(Records from a data source)
──────────────────────────────

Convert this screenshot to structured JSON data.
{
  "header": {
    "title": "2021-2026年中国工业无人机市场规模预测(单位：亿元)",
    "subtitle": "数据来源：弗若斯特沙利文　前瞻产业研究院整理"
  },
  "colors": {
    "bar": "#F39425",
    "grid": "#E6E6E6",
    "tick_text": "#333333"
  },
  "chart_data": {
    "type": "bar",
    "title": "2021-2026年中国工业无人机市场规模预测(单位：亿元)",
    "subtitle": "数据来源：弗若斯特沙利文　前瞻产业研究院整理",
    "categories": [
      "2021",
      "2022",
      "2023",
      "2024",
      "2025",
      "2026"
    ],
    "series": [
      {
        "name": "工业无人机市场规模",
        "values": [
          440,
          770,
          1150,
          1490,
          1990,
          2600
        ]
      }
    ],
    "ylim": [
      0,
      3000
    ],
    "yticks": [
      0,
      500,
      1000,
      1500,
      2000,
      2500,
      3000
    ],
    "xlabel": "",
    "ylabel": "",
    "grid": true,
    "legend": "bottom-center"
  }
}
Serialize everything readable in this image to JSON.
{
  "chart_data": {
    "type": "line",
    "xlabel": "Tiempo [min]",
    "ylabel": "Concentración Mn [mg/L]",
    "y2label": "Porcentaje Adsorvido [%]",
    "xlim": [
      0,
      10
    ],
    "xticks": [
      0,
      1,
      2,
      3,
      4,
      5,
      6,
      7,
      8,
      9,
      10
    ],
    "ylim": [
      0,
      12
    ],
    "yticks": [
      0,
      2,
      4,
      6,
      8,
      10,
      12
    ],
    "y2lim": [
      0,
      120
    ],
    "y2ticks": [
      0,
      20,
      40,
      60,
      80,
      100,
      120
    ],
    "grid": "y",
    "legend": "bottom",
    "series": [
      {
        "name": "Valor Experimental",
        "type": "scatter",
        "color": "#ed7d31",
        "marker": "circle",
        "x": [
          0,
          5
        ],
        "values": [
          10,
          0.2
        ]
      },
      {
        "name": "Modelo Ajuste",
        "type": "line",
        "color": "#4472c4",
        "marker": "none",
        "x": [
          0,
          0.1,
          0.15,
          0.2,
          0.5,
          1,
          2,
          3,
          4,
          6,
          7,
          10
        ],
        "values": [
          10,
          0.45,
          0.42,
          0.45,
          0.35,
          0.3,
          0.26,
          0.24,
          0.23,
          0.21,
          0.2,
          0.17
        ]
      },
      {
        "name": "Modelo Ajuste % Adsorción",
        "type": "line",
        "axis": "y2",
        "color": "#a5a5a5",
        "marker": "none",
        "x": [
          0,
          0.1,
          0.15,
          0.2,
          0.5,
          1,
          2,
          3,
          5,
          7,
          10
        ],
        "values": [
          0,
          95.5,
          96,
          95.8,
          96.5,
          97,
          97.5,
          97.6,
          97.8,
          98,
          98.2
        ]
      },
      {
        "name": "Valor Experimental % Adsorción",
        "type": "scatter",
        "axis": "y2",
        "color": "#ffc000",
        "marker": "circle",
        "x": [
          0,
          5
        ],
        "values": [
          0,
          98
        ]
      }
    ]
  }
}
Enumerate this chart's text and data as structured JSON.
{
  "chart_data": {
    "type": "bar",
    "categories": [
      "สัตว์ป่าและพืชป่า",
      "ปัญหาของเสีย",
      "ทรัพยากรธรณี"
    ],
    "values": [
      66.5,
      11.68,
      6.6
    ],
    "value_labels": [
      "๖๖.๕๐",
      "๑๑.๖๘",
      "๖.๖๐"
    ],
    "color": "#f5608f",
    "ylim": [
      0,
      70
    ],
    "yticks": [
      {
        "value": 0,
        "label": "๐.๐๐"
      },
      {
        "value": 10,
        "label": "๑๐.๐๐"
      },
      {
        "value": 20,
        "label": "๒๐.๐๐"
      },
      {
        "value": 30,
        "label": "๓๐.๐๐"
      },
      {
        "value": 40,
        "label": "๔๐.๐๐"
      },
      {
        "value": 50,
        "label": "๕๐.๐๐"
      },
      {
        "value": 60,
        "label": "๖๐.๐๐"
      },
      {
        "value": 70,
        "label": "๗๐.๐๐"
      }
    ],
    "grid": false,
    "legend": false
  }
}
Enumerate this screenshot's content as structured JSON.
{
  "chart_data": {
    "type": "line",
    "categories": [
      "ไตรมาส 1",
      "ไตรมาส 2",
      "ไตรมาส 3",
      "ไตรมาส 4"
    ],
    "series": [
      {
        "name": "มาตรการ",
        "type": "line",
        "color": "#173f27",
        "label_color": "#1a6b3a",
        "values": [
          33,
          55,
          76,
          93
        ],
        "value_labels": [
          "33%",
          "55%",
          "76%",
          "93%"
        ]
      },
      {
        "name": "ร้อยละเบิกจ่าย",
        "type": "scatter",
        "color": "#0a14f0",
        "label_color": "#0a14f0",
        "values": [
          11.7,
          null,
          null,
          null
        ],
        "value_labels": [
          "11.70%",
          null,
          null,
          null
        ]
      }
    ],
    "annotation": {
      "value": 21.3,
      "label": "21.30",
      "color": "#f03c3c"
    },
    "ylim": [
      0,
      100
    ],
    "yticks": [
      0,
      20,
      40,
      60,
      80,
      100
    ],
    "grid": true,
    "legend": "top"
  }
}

──────────────────────────────

» Your objective: Return every entry verbatim.

» Solution to this problem:
Convert this screenshot to structured JSON data.
{
  "header": {
    "title": "2021-2026年中国工业无人机市场规模预测(单位：亿元)",
    "subtitle": "数据来源：弗若斯特沙利文　前瞻产业研究院整理"
  },
  "colors": {
    "bar": "#F39425",
    "grid": "#E6E6E6",
    "tick_text": "#333333"
  },
  "chart_data": {
    "type": "bar",
    "title": "2021-2026年中国工业无人机市场规模预测(单位：亿元)",
    "subtitle": "数据来源：弗若斯特沙利文　前瞻产业研究院整理",
    "categories": [
      "2021",
      "2022",
      "2023",
      "2024",
      "2025",
      "2026"
    ],
    "series": [
      {
        "name": "工业无人机市场规模",
        "values": [
          440,
          770,
          1150,
          1490,
          1990,
          2600
        ]
      }
    ],
    "ylim": [
      0,
      3000
    ],
    "yticks": [
      0,
      500,
      1000,
      1500,
      2000,
      2500,
      3000
    ],
    "xlabel": "",
    "ylabel": "",
    "grid": true,
    "legend": "bottom-center"
  }
}
Serialize everything readable in this image to JSON.
{
  "chart_data": {
    "type": "line",
    "xlabel": "Tiempo [min]",
    "ylabel": "Concentración Mn [mg/L]",
    "y2label": "Porcentaje Adsorvido [%]",
    "xlim": [
      0,
      10
    ],
    "xticks": [
      0,
      1,
      2,
      3,
      4,
      5,
      6,
      7,
      8,
      9,
      10
    ],
    "ylim": [
      0,
      12
    ],
    "yticks": [
      0,
      2,
      4,
      6,
      8,
      10,
      12
    ],
    "y2lim": [
      0,
      120
    ],
    "y2ticks": [
      0,
      20,
      40,
      60,
      80,
      100,
      120
    ],
    "grid": "y",
    "legend": "bottom",
    "series": [
      {
        "name": "Valor Experimental",
        "type": "scatter",
        "color": "#ed7d31",
        "marker": "circle",
        "x": [
          0,
          5
        ],
        "values": [
          10,
          0.2
        ]
      },
      {
        "name": "Modelo Ajuste",
        "type": "line",
        "color": "#4472c4",
        "marker": "none",
        "x": [
          0,
          0.1,
          0.15,
          0.2,
          0.5,
          1,
          2,
          3,
          4,
          6,
          7,
          10
        ],
        "values": [
          10,
          0.45,
          0.42,
          0.45,
          0.35,
          0.3,
          0.26,
          0.24,
          0.23,
          0.21,
          0.2,
          0.17
        ]
      },
      {
        "name": "Modelo Ajuste % Adsorción",
        "type": "line",
        "axis": "y2",
        "color": "#a5a5a5",
        "marker": "none",
        "x": [
          0,
          0.1,
          0.15,
          0.2,
          0.5,
          1,
          2,
          3,
          5,
          7,
          10
        ],
        "values": [
          0,
          95.5,
          96,
          95.8,
          96.5,
          97,
          97.5,
          97.6,
          97.8,
          98,
          98.2
        ]
      },
      {
        "name": "Valor Experimental % Adsorción",
        "type": "scatter",
        "axis": "y2",
        "color": "#ffc000",
        "marker": "circle",
        "x": [
          0,
          5
        ],
        "values": [
          0,
          98
        ]
      }
    ]
  }
}
Enumerate this chart's text and data as structured JSON.
{
  "chart_data": {
    "type": "bar",
    "categories": [
      "สัตว์ป่าและพืชป่า",
      "ปัญหาของเสีย",
      "ทรัพยากรธรณี"
    ],
    "values": [
      66.5,
      11.68,
      6.6
    ],
    "value_labels": [
      "๖๖.๕๐",
      "๑๑.๖๘",
      "๖.๖๐"
    ],
    "color": "#f5608f",
    "ylim": [
      0,
      70
    ],
    "yticks": [
      {
        "value": 0,
        "label": "๐.๐๐"
      },
      {
        "value": 10,
        "label": "๑๐.๐๐"
      },
      {
        "value": 20,
        "label": "๒๐.๐๐"
      },
      {
        "value": 30,
        "label": "๓๐.๐๐"
      },
      {
        "value": 40,
        "label": "๔๐.๐๐"
      },
      {
        "value": 50,
        "label": "๕๐.๐๐"
      },
      {
        "value": 60,
        "label": "๖๐.๐๐"
      },
      {
        "value": 70,
        "label": "๗๐.๐๐"
      }
    ],
    "grid": false,
    "legend": false
  }
}
Enumerate this screenshot's content as structured JSON.
{
  "chart_data": {
    "type": "line",
    "categories": [
      "ไตรมาส 1",
      "ไตรมาส 2",
      "ไตรมาส 3",
      "ไตรมาส 4"
    ],
    "series": [
      {
        "name": "มาตรการ",
        "type": "line",
        "color": "#173f27",
        "label_color": "#1a6b3a",
        "values": [
          33,
          55,
          76,
          93
        ],
        "value_labels": [
          "33%",
          "55%",
          "76%",
          "93%"
        ]
      },
      {
        "name": "ร้อยละเบิกจ่าย",
        "type": "scatter",
        "color": "#0a14f0",
        "label_color": "#0a14f0",
        "values": [
          11.7,
          null,
          null,
          null
        ],
        "value_labels": [
          "11.70%",
          null,
          null,
          null
        ]
      }
    ],
    "annotation": {
      "value": 21.3,
      "label": "21.30",
      "color": "#f03c3c"
    },
    "ylim": [
      0,
      100
    ],
    "yticks": [
      0,
      20,
      40,
      60,
      80,
      100
    ],
    "grid": true,
    "legend": "top"
  }
}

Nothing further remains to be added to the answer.